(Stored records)

__________

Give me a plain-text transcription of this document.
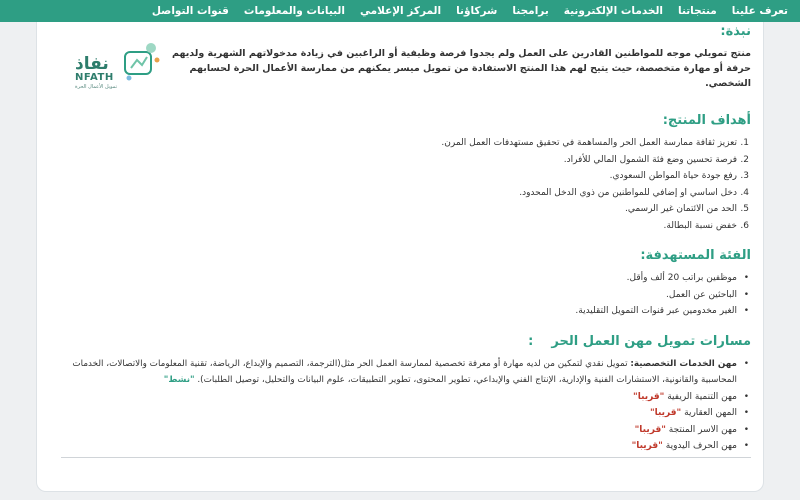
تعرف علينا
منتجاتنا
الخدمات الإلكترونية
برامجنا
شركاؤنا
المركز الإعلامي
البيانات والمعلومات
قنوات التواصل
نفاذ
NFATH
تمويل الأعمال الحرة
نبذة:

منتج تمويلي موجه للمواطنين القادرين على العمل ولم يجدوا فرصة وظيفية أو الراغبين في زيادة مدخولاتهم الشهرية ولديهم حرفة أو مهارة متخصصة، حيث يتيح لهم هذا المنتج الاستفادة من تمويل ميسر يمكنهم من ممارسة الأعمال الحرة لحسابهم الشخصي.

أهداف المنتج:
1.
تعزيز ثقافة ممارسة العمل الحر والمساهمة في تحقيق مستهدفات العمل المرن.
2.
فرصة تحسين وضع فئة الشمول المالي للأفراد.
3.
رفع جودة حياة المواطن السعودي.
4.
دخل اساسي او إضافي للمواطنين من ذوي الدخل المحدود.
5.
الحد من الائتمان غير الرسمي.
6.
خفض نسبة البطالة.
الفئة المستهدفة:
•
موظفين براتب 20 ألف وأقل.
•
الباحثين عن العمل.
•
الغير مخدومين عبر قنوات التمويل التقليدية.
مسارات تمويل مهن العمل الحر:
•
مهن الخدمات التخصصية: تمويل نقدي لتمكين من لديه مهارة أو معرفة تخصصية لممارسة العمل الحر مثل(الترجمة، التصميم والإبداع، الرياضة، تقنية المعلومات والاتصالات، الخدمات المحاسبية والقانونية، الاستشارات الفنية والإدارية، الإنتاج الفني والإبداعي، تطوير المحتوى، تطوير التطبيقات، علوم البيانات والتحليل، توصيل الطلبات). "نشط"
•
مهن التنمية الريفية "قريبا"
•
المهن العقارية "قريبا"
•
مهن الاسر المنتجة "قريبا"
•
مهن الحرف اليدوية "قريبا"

__________

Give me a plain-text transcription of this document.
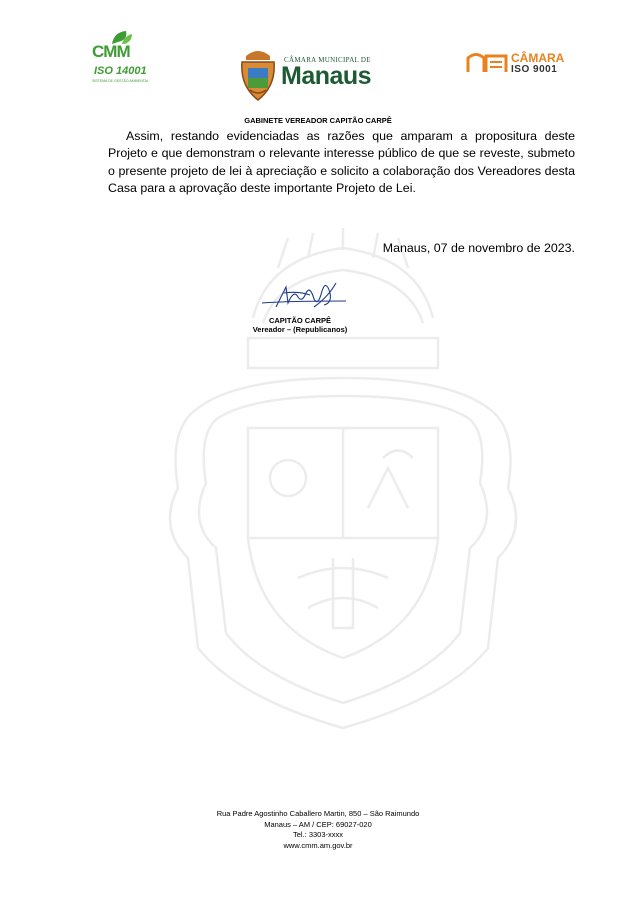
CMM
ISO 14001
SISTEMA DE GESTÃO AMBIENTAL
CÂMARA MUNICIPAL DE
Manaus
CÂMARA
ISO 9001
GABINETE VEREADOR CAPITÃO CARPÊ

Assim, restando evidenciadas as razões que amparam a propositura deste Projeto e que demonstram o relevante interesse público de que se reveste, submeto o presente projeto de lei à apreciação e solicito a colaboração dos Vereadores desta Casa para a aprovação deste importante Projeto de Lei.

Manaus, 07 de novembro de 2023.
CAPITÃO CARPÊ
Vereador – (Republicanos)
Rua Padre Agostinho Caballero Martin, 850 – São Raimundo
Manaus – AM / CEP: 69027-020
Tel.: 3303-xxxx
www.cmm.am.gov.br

__________

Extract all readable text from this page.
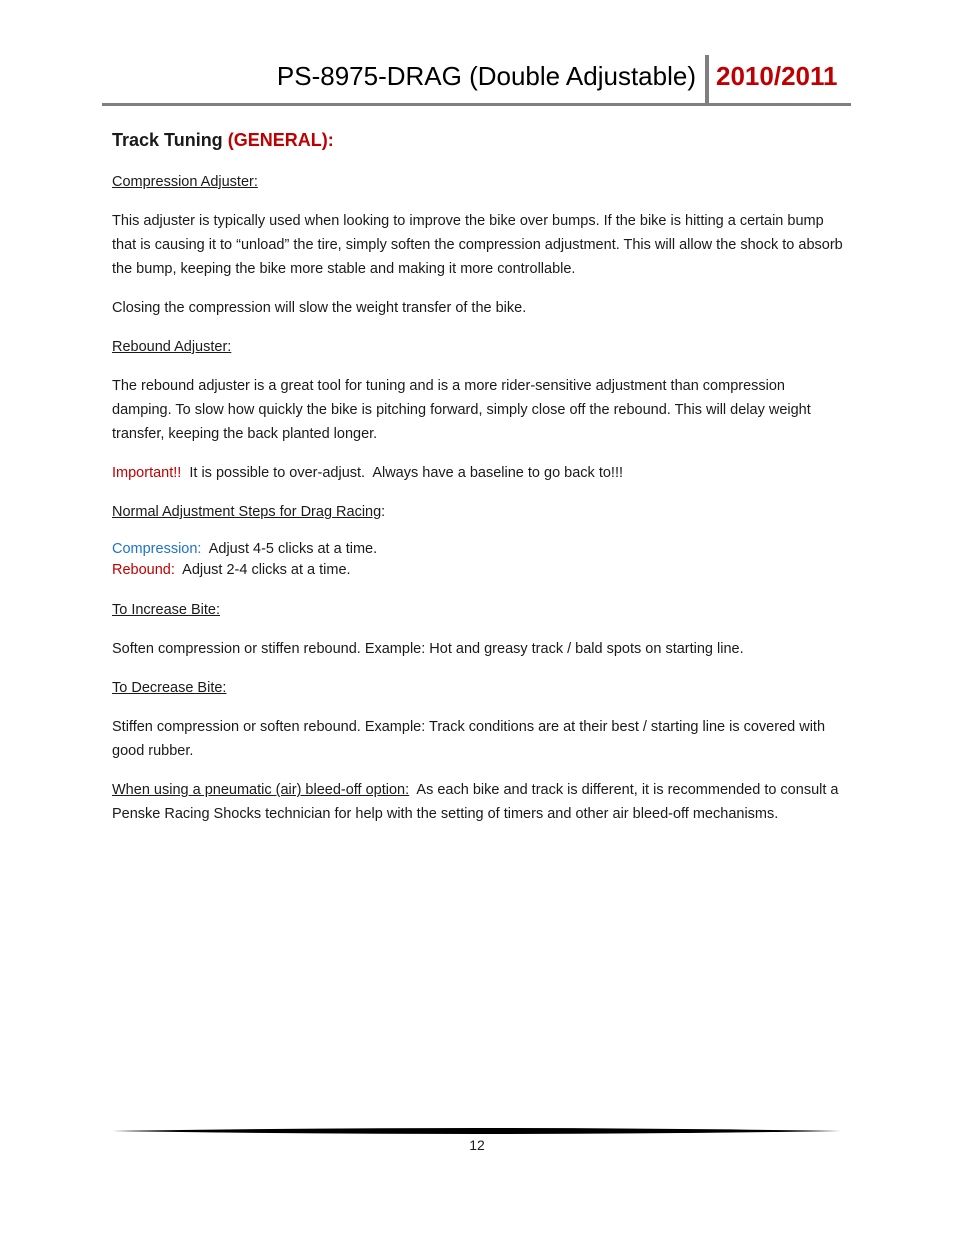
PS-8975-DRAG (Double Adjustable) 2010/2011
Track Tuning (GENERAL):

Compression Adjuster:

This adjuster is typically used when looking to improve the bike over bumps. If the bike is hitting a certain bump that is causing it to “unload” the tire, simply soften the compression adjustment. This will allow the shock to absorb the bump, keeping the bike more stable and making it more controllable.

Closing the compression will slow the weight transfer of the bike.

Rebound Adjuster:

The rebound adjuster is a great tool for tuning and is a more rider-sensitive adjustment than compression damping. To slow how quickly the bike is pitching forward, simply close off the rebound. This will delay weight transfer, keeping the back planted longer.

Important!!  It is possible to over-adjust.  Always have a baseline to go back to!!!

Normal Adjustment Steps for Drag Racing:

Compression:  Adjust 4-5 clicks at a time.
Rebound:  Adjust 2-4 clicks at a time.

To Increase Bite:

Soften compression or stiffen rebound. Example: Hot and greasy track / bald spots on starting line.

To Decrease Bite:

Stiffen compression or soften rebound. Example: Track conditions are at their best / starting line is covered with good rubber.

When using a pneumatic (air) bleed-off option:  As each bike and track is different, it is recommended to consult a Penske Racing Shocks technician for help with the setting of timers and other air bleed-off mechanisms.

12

__________

GIVEN PROBLEM – Working from the listing above, pick out every line that has "keeping" and copy it.

FINISHED TASK –
This adjuster is typically used when looking to improve the bike over bumps. If the bike is hitting a certain bump that is causing it to “unload” the tire, simply soften the compression adjustment. This will allow the shock to absorb the bump, keeping the bike more stable and making it more controllable.
The rebound adjuster is a great tool for tuning and is a more rider-sensitive adjustment than compression damping. To slow how quickly the bike is pitching forward, simply close off the rebound. This will delay weight transfer, keeping the back planted longer.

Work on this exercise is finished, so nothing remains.